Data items
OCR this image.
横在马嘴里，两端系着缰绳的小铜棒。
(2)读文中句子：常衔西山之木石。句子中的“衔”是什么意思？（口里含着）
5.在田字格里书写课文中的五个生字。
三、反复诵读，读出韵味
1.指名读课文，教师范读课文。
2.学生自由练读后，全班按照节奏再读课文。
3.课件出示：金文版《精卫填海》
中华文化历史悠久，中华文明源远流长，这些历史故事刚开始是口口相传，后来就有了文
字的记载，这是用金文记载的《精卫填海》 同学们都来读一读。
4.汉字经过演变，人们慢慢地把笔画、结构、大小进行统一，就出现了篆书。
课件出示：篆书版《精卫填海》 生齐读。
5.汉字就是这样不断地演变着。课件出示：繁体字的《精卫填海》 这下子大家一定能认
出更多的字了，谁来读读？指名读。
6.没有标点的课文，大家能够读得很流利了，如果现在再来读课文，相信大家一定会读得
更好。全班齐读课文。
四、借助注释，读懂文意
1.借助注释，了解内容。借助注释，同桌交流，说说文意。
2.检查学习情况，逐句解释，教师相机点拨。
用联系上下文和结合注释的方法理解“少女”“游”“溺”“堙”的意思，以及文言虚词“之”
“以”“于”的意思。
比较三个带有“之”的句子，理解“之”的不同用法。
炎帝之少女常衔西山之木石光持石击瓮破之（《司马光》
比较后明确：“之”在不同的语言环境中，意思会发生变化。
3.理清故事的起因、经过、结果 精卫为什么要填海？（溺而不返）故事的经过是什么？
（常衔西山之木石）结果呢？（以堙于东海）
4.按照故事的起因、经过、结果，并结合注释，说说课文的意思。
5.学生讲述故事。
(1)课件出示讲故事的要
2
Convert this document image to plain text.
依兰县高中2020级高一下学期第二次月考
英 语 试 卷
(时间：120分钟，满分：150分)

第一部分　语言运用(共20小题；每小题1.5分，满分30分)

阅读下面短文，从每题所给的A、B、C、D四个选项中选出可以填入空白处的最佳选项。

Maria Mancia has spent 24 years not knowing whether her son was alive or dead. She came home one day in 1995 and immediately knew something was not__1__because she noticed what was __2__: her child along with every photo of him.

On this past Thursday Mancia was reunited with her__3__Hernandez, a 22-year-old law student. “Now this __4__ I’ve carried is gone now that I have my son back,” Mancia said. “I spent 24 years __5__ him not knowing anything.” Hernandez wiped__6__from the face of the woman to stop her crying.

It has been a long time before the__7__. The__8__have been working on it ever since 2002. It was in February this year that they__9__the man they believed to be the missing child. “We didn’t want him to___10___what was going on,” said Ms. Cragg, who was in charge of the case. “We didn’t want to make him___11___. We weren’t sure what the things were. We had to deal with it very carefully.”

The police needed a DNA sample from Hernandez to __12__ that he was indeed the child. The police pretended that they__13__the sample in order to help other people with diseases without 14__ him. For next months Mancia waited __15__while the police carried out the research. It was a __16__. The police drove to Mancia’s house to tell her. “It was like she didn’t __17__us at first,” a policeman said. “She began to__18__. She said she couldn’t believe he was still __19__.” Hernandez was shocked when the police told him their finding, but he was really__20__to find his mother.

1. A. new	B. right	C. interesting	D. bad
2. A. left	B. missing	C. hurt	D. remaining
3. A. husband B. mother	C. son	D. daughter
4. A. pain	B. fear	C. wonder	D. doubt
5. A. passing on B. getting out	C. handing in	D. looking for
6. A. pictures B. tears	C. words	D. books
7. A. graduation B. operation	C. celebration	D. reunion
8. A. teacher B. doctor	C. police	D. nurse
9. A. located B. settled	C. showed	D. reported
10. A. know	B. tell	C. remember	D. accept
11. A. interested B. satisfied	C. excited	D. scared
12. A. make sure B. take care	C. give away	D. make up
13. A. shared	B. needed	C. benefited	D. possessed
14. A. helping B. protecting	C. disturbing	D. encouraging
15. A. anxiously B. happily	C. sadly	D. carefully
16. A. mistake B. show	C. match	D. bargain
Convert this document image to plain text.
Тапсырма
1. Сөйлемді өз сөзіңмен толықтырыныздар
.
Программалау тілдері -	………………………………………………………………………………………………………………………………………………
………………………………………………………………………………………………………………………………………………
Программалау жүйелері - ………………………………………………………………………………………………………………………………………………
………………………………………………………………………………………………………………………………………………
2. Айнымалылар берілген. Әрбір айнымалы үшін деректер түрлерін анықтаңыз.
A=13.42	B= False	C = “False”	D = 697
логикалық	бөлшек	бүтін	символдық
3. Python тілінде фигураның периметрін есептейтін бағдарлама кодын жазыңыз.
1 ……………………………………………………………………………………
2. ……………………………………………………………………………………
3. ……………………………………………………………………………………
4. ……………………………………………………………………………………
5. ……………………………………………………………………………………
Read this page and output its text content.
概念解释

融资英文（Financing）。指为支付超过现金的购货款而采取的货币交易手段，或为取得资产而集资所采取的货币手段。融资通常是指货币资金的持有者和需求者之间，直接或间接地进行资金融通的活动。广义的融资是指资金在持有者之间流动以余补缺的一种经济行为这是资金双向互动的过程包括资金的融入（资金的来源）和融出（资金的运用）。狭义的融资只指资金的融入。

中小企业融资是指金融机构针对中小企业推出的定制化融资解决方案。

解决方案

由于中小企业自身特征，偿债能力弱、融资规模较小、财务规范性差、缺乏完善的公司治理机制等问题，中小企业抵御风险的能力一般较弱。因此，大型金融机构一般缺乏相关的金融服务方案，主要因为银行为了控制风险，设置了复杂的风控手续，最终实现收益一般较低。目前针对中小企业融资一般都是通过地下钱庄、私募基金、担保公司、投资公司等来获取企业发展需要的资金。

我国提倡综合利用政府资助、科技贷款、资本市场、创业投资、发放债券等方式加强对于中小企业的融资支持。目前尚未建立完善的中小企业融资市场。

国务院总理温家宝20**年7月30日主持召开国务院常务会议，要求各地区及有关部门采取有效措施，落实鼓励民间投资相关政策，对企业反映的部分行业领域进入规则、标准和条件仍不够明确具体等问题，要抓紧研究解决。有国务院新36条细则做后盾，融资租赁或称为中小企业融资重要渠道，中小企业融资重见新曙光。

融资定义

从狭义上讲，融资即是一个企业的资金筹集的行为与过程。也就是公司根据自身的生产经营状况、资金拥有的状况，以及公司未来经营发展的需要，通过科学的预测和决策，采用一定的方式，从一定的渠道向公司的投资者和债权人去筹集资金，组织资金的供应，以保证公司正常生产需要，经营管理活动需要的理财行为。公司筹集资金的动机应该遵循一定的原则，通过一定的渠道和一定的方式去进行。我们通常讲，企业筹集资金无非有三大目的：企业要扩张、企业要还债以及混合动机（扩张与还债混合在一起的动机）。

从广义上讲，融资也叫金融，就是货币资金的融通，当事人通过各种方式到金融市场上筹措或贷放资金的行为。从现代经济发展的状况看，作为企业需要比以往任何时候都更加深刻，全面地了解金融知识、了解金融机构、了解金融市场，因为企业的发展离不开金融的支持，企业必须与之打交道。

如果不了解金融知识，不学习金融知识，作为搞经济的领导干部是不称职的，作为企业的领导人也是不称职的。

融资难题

§ What is being asked: Copy every line that includes the string "years" from the material above.

§ Worked solution:
Maria Mancia has spent 24 years not knowing whether her son was alive or dead. She came home one day in 1995 and immediately knew something was not__1__because she noticed what was __2__: her child along with every photo of him.
On this past Thursday Mancia was reunited with her__3__Hernandez, a 22-year-old law student. “Now this __4__ I’ve carried is gone now that I have my son back,” Mancia said. “I spent 24 years __5__ him not knowing anything.” Hernandez wiped__6__from the face of the woman to stop her crying.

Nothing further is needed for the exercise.